JOB
Copy the full set of lines exactly as given.

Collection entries
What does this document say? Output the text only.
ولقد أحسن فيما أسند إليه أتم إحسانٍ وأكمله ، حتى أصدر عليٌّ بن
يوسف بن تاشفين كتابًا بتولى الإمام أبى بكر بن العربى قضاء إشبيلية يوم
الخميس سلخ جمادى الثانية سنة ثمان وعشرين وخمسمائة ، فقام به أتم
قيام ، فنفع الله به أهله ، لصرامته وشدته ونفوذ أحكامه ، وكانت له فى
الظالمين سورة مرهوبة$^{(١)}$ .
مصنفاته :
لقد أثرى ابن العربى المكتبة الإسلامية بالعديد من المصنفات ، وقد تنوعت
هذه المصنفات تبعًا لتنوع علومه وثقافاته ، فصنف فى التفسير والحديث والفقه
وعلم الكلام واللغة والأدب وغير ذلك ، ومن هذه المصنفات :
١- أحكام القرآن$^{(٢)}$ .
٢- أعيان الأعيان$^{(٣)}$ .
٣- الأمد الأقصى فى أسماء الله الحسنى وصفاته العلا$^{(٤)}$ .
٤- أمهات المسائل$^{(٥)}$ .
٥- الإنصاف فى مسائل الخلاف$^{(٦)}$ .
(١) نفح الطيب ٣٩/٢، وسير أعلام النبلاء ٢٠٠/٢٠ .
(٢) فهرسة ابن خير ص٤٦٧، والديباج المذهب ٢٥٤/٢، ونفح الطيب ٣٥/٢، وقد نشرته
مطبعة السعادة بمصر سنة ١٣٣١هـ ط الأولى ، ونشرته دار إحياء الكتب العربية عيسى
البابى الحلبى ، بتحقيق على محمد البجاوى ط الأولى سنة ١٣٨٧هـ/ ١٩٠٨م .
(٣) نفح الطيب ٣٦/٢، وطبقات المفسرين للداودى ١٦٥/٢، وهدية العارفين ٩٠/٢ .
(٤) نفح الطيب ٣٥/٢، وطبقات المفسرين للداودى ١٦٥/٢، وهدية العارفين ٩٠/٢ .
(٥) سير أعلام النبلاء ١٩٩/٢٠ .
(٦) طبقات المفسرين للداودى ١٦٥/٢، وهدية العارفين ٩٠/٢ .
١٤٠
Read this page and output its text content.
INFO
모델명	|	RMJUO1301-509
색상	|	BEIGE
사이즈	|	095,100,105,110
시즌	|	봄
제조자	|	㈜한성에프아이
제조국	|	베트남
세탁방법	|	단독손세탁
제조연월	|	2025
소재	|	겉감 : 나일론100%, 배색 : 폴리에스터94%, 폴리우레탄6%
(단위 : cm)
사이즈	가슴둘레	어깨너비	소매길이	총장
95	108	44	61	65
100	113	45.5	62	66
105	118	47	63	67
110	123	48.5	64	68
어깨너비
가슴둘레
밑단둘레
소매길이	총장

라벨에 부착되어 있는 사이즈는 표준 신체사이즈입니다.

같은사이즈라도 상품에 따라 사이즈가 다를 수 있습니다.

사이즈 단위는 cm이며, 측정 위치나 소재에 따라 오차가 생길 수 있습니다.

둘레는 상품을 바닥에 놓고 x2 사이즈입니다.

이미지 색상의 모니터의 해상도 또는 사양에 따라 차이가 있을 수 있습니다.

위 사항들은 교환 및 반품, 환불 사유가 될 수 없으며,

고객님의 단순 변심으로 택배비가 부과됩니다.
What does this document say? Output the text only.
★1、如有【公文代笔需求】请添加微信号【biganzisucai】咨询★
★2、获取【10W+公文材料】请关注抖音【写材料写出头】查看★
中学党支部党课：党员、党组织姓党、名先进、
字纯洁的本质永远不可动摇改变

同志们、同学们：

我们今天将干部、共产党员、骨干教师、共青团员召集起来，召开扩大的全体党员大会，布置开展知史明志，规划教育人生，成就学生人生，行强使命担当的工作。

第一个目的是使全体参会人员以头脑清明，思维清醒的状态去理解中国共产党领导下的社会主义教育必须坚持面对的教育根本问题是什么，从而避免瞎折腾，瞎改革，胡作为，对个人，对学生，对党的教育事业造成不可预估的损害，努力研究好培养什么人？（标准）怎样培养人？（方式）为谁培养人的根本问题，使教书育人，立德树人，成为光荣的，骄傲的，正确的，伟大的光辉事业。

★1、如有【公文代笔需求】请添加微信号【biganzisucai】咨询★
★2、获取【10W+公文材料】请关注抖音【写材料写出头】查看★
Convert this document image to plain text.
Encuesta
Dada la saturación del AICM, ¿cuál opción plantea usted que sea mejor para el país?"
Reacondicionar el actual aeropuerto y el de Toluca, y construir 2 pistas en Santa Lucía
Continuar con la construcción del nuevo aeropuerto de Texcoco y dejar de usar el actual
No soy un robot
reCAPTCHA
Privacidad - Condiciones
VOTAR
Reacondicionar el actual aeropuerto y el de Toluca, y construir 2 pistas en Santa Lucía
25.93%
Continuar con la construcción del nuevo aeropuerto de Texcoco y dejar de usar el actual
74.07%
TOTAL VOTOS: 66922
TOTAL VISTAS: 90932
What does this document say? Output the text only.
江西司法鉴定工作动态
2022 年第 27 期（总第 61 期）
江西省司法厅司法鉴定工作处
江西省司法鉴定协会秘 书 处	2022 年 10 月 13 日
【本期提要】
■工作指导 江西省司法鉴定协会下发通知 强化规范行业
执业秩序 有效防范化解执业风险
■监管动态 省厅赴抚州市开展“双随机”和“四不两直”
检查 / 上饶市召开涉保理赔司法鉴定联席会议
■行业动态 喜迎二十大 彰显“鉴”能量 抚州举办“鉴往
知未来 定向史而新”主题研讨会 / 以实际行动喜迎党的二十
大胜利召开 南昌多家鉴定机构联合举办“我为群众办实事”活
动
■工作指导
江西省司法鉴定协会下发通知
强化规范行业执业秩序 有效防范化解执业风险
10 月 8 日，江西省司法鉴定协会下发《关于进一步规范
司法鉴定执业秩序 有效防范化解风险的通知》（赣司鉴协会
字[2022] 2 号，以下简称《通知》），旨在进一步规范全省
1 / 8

OUTPUT FOR THIS TASK
What does this document say? Output the text only.
ولقد أحسن فيما أسند إليه أتم إحسانٍ وأكمله ، حتى أصدر عليٌّ بن
يوسف بن تاشفين كتابًا بتولى الإمام أبى بكر بن العربى قضاء إشبيلية يوم
الخميس سلخ جمادى الثانية سنة ثمان وعشرين وخمسمائة ، فقام به أتم
قيام ، فنفع الله به أهله ، لصرامته وشدته ونفوذ أحكامه ، وكانت له فى
الظالمين سورة مرهوبة$^{(١)}$ .
مصنفاته :
لقد أثرى ابن العربى المكتبة الإسلامية بالعديد من المصنفات ، وقد تنوعت
هذه المصنفات تبعًا لتنوع علومه وثقافاته ، فصنف فى التفسير والحديث والفقه
وعلم الكلام واللغة والأدب وغير ذلك ، ومن هذه المصنفات :
١- أحكام القرآن$^{(٢)}$ .
٢- أعيان الأعيان$^{(٣)}$ .
٣- الأمد الأقصى فى أسماء الله الحسنى وصفاته العلا$^{(٤)}$ .
٤- أمهات المسائل$^{(٥)}$ .
٥- الإنصاف فى مسائل الخلاف$^{(٦)}$ .
(١) نفح الطيب ٣٩/٢، وسير أعلام النبلاء ٢٠٠/٢٠ .
(٢) فهرسة ابن خير ص٤٦٧، والديباج المذهب ٢٥٤/٢، ونفح الطيب ٣٥/٢، وقد نشرته
مطبعة السعادة بمصر سنة ١٣٣١هـ ط الأولى ، ونشرته دار إحياء الكتب العربية عيسى
البابى الحلبى ، بتحقيق على محمد البجاوى ط الأولى سنة ١٣٨٧هـ/ ١٩٠٨م .
(٣) نفح الطيب ٣٦/٢، وطبقات المفسرين للداودى ١٦٥/٢، وهدية العارفين ٩٠/٢ .
(٤) نفح الطيب ٣٥/٢، وطبقات المفسرين للداودى ١٦٥/٢، وهدية العارفين ٩٠/٢ .
(٥) سير أعلام النبلاء ١٩٩/٢٠ .
(٦) طبقات المفسرين للداودى ١٦٥/٢، وهدية العارفين ٩٠/٢ .
١٤٠
Read this page and output its text content.
INFO
모델명	|	RMJUO1301-509
색상	|	BEIGE
사이즈	|	095,100,105,110
시즌	|	봄
제조자	|	㈜한성에프아이
제조국	|	베트남
세탁방법	|	단독손세탁
제조연월	|	2025
소재	|	겉감 : 나일론100%, 배색 : 폴리에스터94%, 폴리우레탄6%
(단위 : cm)
사이즈	가슴둘레	어깨너비	소매길이	총장
95	108	44	61	65
100	113	45.5	62	66
105	118	47	63	67
110	123	48.5	64	68
어깨너비
가슴둘레
밑단둘레
소매길이	총장

라벨에 부착되어 있는 사이즈는 표준 신체사이즈입니다.

같은사이즈라도 상품에 따라 사이즈가 다를 수 있습니다.

사이즈 단위는 cm이며, 측정 위치나 소재에 따라 오차가 생길 수 있습니다.

둘레는 상품을 바닥에 놓고 x2 사이즈입니다.

이미지 색상의 모니터의 해상도 또는 사양에 따라 차이가 있을 수 있습니다.

위 사항들은 교환 및 반품, 환불 사유가 될 수 없으며,

고객님의 단순 변심으로 택배비가 부과됩니다.
What does this document say? Output the text only.
★1、如有【公文代笔需求】请添加微信号【biganzisucai】咨询★
★2、获取【10W+公文材料】请关注抖音【写材料写出头】查看★
中学党支部党课：党员、党组织姓党、名先进、
字纯洁的本质永远不可动摇改变

同志们、同学们：

我们今天将干部、共产党员、骨干教师、共青团员召集起来，召开扩大的全体党员大会，布置开展知史明志，规划教育人生，成就学生人生，行强使命担当的工作。

第一个目的是使全体参会人员以头脑清明，思维清醒的状态去理解中国共产党领导下的社会主义教育必须坚持面对的教育根本问题是什么，从而避免瞎折腾，瞎改革，胡作为，对个人，对学生，对党的教育事业造成不可预估的损害，努力研究好培养什么人？（标准）怎样培养人？（方式）为谁培养人的根本问题，使教书育人，立德树人，成为光荣的，骄傲的，正确的，伟大的光辉事业。

★1、如有【公文代笔需求】请添加微信号【biganzisucai】咨询★
★2、获取【10W+公文材料】请关注抖音【写材料写出头】查看★
Convert this document image to plain text.
Encuesta
Dada la saturación del AICM, ¿cuál opción plantea usted que sea mejor para el país?"
Reacondicionar el actual aeropuerto y el de Toluca, y construir 2 pistas en Santa Lucía
Continuar con la construcción del nuevo aeropuerto de Texcoco y dejar de usar el actual
No soy un robot
reCAPTCHA
Privacidad - Condiciones
VOTAR
Reacondicionar el actual aeropuerto y el de Toluca, y construir 2 pistas en Santa Lucía
25.93%
Continuar con la construcción del nuevo aeropuerto de Texcoco y dejar de usar el actual
74.07%
TOTAL VOTOS: 66922
TOTAL VISTAS: 90932
What does this document say? Output the text only.
江西司法鉴定工作动态
2022 年第 27 期（总第 61 期）
江西省司法厅司法鉴定工作处
江西省司法鉴定协会秘 书 处	2022 年 10 月 13 日
【本期提要】
■工作指导 江西省司法鉴定协会下发通知 强化规范行业
执业秩序 有效防范化解执业风险
■监管动态 省厅赴抚州市开展“双随机”和“四不两直”
检查 / 上饶市召开涉保理赔司法鉴定联席会议
■行业动态 喜迎二十大 彰显“鉴”能量 抚州举办“鉴往
知未来 定向史而新”主题研讨会 / 以实际行动喜迎党的二十
大胜利召开 南昌多家鉴定机构联合举办“我为群众办实事”活
动
■工作指导
江西省司法鉴定协会下发通知
强化规范行业执业秩序 有效防范化解执业风险
10 月 8 日，江西省司法鉴定协会下发《关于进一步规范
司法鉴定执业秩序 有效防范化解风险的通知》（赣司鉴协会
字[2022] 2 号，以下简称《通知》），旨在进一步规范全省
1 / 8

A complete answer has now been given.